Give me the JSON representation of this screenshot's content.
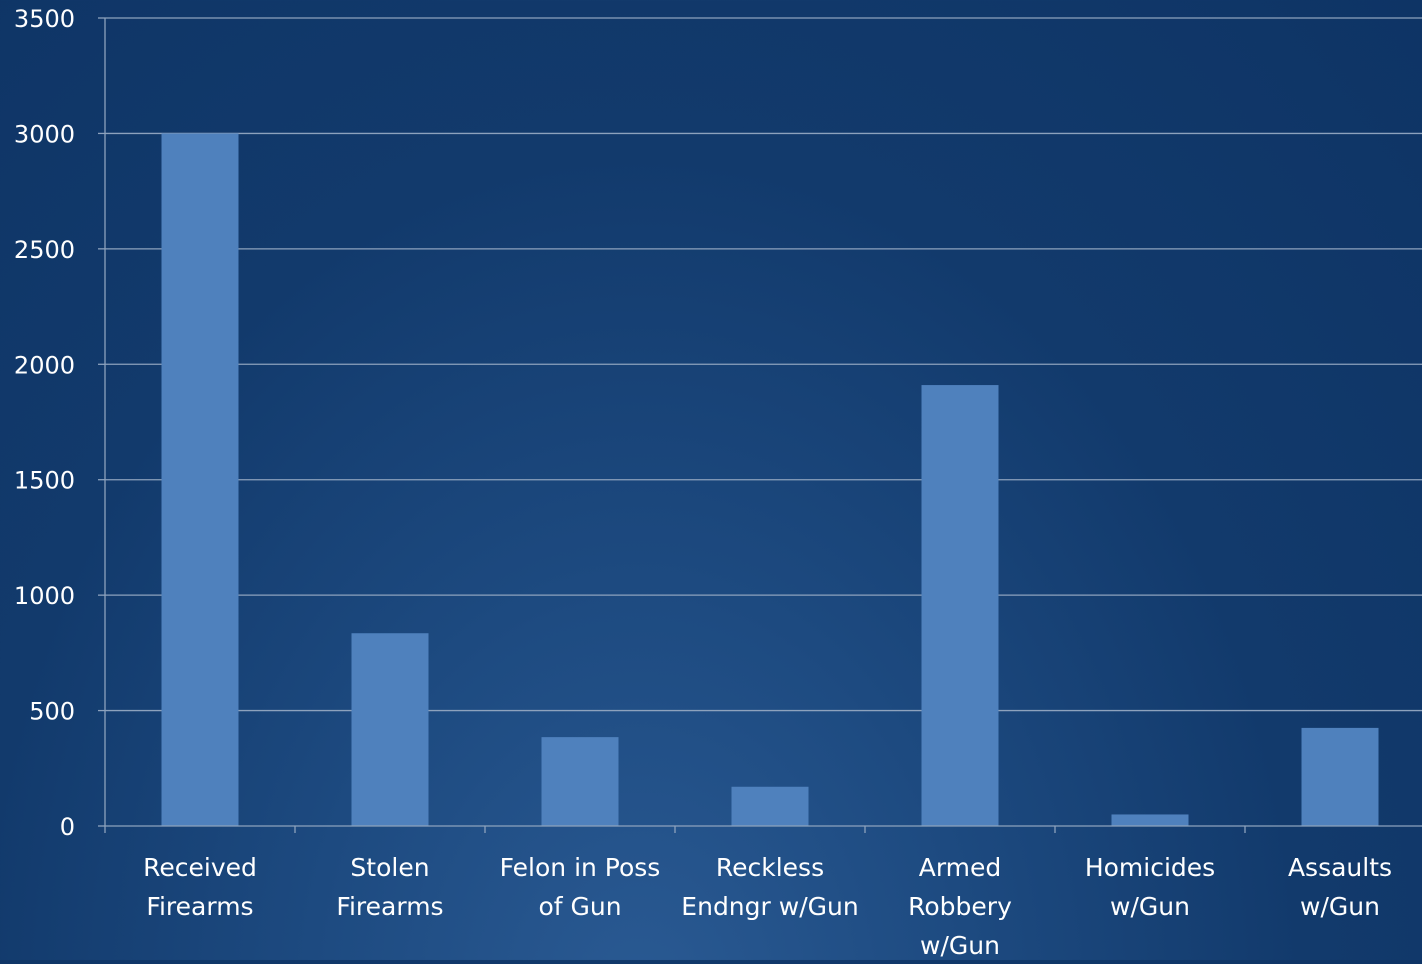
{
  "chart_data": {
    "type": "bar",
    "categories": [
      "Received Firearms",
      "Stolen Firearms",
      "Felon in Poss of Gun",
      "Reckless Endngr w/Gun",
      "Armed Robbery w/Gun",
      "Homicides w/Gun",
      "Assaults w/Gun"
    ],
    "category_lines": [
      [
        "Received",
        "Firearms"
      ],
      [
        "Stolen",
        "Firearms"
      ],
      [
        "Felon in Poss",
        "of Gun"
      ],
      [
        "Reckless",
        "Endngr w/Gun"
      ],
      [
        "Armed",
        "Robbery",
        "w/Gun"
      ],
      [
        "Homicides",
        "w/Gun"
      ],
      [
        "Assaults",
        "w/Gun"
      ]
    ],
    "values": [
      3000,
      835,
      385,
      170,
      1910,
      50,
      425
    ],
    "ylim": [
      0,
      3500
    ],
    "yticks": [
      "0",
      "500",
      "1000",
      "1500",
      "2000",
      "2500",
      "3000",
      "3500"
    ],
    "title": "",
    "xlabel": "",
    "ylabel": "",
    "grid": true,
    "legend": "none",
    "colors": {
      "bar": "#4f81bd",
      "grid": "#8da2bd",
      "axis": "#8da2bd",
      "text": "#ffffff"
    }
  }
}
-------------------------
→ Problem
The records above need to be restated word for word, with the pictures left out.

→ Written solution
Give me the JSON representation of this screenshot's content.
{
  "chart_data": {
    "type": "bar",
    "categories": [
      "Received Firearms",
      "Stolen Firearms",
      "Felon in Poss of Gun",
      "Reckless Endngr w/Gun",
      "Armed Robbery w/Gun",
      "Homicides w/Gun",
      "Assaults w/Gun"
    ],
    "category_lines": [
      [
        "Received",
        "Firearms"
      ],
      [
        "Stolen",
        "Firearms"
      ],
      [
        "Felon in Poss",
        "of Gun"
      ],
      [
        "Reckless",
        "Endngr w/Gun"
      ],
      [
        "Armed",
        "Robbery",
        "w/Gun"
      ],
      [
        "Homicides",
        "w/Gun"
      ],
      [
        "Assaults",
        "w/Gun"
      ]
    ],
    "values": [
      3000,
      835,
      385,
      170,
      1910,
      50,
      425
    ],
    "ylim": [
      0,
      3500
    ],
    "yticks": [
      "0",
      "500",
      "1000",
      "1500",
      "2000",
      "2500",
      "3000",
      "3500"
    ],
    "title": "",
    "xlabel": "",
    "ylabel": "",
    "grid": true,
    "legend": "none",
    "colors": {
      "bar": "#4f81bd",
      "grid": "#8da2bd",
      "axis": "#8da2bd",
      "text": "#ffffff"
    }
  }
}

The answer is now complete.